**TESTO DEL DOCUMENTO:**

+ + + + + + +

Da quel momento, circa 24 ore fa, Tommy ed io siamo culo e camicia, busetta e botton. Anche perché in tutta Ithaca non c’è ombra di un cane, al momento. Basti dire che per chiedere indicazioni è necessario letteralmente rincorrere le poche anime che si aggirano, di norma, a minimo 50 metri da te – che ti stai sbracciando convulsamente e stai urlando come un ossesso nel tentativo di catturare la loro attenzione. Excusemeeeeeee!!!

Torniamo a 24 ore fa. Dopo aver scaricato nelle rispettive case le rispettive valigie, ho atteso il suo SMS. Sì perché Tommy è laureato in Information Technology, però non gli piace usare lo smartphone. Ce l’ha, ma preferisce utilizzarlo come un normale telefono cellulare e solo se strettamente necessario. Non ha whatsapp. Facebook lo usa esclusivamente dal pc, poco e mal volentieri. Non ha un contratto con internet incluso. Tommy sei inutile, cazzo ci serve un cazzo di Google Maps per orientarci e a te, americano, ma soprattutto di sangue cinese, NON PIACE. Non fa nemmeno le foto, Tommy. Non c’è più religione, c’è solo delusione.

Comunque, l’SMS è arrivato e ci siamo avventurati insieme verso l’Ithaca Mall, paradiso degli acquisti locali. Lo spirito dell’avventura era sicuramente più per me, anche se non sono mancati momenti al cardiopalma anche per lui!

+ + + + + + +

**RIGHE DI DATI:**

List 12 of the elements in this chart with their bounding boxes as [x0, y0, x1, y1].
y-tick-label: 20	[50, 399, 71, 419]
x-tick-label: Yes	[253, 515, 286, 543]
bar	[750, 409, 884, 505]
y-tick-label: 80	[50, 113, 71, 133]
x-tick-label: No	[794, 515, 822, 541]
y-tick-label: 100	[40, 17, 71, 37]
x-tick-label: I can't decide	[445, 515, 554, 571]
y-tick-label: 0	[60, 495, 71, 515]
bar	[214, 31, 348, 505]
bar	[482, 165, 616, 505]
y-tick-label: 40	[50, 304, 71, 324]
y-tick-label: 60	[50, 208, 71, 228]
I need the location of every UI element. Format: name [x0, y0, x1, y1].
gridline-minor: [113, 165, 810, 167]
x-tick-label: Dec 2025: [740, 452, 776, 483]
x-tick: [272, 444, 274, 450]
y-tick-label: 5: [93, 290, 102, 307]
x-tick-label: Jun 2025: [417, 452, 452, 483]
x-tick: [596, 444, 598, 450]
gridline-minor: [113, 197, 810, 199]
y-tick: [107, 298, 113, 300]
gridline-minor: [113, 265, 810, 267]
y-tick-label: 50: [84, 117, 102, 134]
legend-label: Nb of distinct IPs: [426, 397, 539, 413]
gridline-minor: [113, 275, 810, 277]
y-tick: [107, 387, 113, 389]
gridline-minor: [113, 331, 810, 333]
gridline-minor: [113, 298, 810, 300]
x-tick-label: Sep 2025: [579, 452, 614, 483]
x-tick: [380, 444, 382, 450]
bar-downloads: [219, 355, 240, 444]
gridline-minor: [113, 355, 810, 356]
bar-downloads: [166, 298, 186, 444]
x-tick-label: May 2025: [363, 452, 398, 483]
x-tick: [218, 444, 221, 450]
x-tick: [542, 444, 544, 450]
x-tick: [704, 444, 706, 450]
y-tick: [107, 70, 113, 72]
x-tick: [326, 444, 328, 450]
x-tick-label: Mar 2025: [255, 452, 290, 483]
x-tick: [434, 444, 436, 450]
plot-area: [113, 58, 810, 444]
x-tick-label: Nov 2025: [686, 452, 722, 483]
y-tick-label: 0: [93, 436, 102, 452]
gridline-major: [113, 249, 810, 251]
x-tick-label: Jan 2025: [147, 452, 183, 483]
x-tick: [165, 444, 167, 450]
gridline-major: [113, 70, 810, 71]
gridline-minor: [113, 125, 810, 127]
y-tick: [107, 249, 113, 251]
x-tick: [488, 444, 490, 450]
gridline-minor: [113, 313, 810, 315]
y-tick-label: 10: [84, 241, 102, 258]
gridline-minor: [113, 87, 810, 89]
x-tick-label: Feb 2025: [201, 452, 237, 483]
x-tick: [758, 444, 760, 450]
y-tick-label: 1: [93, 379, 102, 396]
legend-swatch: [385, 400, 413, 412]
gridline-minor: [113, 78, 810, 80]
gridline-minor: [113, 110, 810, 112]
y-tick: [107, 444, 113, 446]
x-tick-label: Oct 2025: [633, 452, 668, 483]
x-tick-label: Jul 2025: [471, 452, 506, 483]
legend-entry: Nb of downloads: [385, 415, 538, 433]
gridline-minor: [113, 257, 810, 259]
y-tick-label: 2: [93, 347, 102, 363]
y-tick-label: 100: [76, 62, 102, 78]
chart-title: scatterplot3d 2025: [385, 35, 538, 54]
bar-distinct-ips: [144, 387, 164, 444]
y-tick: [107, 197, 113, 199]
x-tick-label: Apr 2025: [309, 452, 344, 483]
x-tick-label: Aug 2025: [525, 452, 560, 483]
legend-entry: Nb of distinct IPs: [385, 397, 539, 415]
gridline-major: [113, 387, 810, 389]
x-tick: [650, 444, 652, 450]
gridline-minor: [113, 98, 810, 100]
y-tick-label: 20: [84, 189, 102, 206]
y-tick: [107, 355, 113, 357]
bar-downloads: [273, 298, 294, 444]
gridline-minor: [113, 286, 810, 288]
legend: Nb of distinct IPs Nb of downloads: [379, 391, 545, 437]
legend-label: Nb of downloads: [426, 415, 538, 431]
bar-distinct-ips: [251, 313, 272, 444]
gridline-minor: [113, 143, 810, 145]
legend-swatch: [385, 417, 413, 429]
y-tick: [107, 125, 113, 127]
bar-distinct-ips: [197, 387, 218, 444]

+ + + + + + +

**COMPITO RICHIESTO A:** Nel racconto su Ithaca, in quale materia è laureato Tommy?
**COMPITO RICHIESTO B:** Trascrivi dal racconto su Ithaca il passo che va da "Da quel momento, circa" a "loro attenzione. Excusemeeeeeee!!!".
**COMPITO RICHIESTO C:** Scrivi il seguito del racconto su Ithaca partendo subito dopo l'ultima frase riportata.

**RISULTATO ESERCIZIO A:** In Information Technology.

**RISULTATO ESERCIZIO B:**
Da quel momento, circa 24 ore fa, Tommy ed io siamo culo e camicia, busetta e botton. Anche perché in tutta Ithaca non c’è ombra di un cane, al momento. Basti dire che per chiedere indicazioni è necessario letteralmente rincorrere le poche anime che si aggirano, di norma, a minimo 50 metri da te – che ti stai sbracciando convulsamente e stai urlando come un ossesso nel tentativo di catturare la loro attenzione. Excusemeeeeeee!!!

**RISULTATO ESERCIZIO C:**
Ci piazziamo alla fermata dell’autobus con un freddo barbino. Tutto buio intorno, è tardo pomeriggio e l’illuminazione è decisamente scarsa. Siamo gli unici due cristiani in attesa. Finalmente delle luci in lontananza: il 70 sta arrivando a tutto gas! Mi preparo per chiamare la fermata, vedo la vettura avvicinarsi senza evidenti intenzioni di rallentare, mi protendo quindi verso il centro della carreggiata scendendo in un sol balzo dal marciapiede e sbracciando (**ancora**) a più non posso per segnalare la nostra presenza – il mio peggior incubo era quello di perdere la corsa e rischiare l’assideramento in attesa della successiva. Clacson dell’autista. Le porte si aprono. Salgo baldanzosa, quando quel corpulento individuo al volante inizia a cazziarmi con veemenza: “Macchettiseiimpazzita?!?! Cosa corri in mezzo alla strada, non lo fare mai più, metti che non riesco a frenare e ti investo, tu sei fuori di testa, che ti salta in mente, una cosa del genere può costarti fino a 2.400$ di multa!!!”. Io resto in ascolto cercando di carpire il succo del discorso e allibisco. Poi cerco timidamente di spiegare le mie ragioni. Mi scusi sa, io sono italiana, non sapevo che qui non si fa così, in Italia per far fermare l’autobus devi comportarti esattamente come ho fatto io, altrimenti quelli tirano dritto: devi zompare in mezzo alla strada e fare in modo che ti vedano! Mi perdoni, lo giuro, non lo faccio più! Nel frattempo Tommy osserva sorpreso: “Ma infatti mi stavo chiedendo cosa stessi facendo…!”… 🙁 no words. Che mi ci mancano solo altri 2.400$ da donare allo stato americano… L’amico autista alla fine ce lo siamo ribeccati pure al ritorno. È stato molto premuroso, ci ha fatti scendere in un punto della strada che era comodo per noi: “scendete qua va’… ho sentito in giro che agli italiani piace volare in mezzo alla strada!”. 😕

Nel mentre, durante il nostro appassionante tour al centro commerciale, abbiamo dovuto ripiegare su una cena fast. Io hamburger, Tommy pizza. Facciamo due code separate, finalmente ci sediamo, non vedo l’ora di addentare famelica il mio panino al roastbeef, e lui fa: “Devo lavarmi le mani”. Ok, ti aspetto, ottima regola. In effetti abbiamo tocchicciato ovunque e ci stiamo apprestando a mangiare con le mani. Forse dovrei lavarle pure io. Vabbé che quel che non strangola ingrassa… una sciacquata ci sta. Finiamo il nostro lauto pasto, faccio per alzarmi e infilare la giacca e lui fa: “Devo lavarmi le mani”. Ok, ti aspetto, buona cosa, anche se non necessaria. In effetti abbiamo tocchicciato cibo unto e ci stiamo apprestando a toccare molte altre cose con queste mani un po’ puzzolenti. Forse dovrei lavarle pure io. Una sciacquata ci sta.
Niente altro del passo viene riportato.